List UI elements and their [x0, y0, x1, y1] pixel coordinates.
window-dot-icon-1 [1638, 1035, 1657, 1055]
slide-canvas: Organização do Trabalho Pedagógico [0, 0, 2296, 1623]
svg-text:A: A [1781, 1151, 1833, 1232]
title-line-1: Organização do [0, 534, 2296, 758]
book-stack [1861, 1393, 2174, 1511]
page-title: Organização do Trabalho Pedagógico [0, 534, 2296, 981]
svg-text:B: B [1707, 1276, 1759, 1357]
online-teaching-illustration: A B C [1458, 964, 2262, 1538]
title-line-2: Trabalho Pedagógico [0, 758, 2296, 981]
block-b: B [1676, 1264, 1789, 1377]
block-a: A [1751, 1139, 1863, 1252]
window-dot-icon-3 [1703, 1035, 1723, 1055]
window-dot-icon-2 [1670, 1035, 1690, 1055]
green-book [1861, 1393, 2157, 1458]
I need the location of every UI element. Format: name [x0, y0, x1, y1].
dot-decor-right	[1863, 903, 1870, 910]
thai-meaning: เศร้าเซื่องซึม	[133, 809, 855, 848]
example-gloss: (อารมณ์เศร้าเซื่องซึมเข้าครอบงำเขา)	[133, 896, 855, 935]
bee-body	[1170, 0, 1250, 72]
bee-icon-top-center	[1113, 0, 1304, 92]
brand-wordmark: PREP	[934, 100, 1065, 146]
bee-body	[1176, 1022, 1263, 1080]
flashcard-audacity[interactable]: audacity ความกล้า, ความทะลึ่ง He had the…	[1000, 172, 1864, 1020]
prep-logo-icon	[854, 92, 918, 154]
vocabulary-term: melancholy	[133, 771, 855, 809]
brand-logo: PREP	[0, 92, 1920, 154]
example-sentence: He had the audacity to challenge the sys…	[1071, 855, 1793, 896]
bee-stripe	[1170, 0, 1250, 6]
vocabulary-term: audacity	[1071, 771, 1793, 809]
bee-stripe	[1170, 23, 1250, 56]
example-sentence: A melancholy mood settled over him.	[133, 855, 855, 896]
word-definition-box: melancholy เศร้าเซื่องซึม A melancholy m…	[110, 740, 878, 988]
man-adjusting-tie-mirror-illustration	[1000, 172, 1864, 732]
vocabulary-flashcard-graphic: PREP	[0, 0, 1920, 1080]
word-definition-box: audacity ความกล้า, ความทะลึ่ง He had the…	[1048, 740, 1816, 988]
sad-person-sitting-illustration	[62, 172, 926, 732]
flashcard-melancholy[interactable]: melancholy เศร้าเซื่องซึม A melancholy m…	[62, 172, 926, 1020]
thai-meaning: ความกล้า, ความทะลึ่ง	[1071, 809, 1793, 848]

• **What this task involves**
Rename "slide-canvas" to "slide-background" in the listing lines starting at the first line and ending at the line that contains "title-line-1: Organização do". Give back only those lines, with nothing else changed.

• **Expected answer**
List UI elements and their [x0, y0, x1, y1] pixel coordinates.
window-dot-icon-1 [1638, 1035, 1657, 1055]
slide-background: Organização do Trabalho Pedagógico [0, 0, 2296, 1623]
svg-text:A: A [1781, 1151, 1833, 1232]
title-line-1: Organização do [0, 534, 2296, 758]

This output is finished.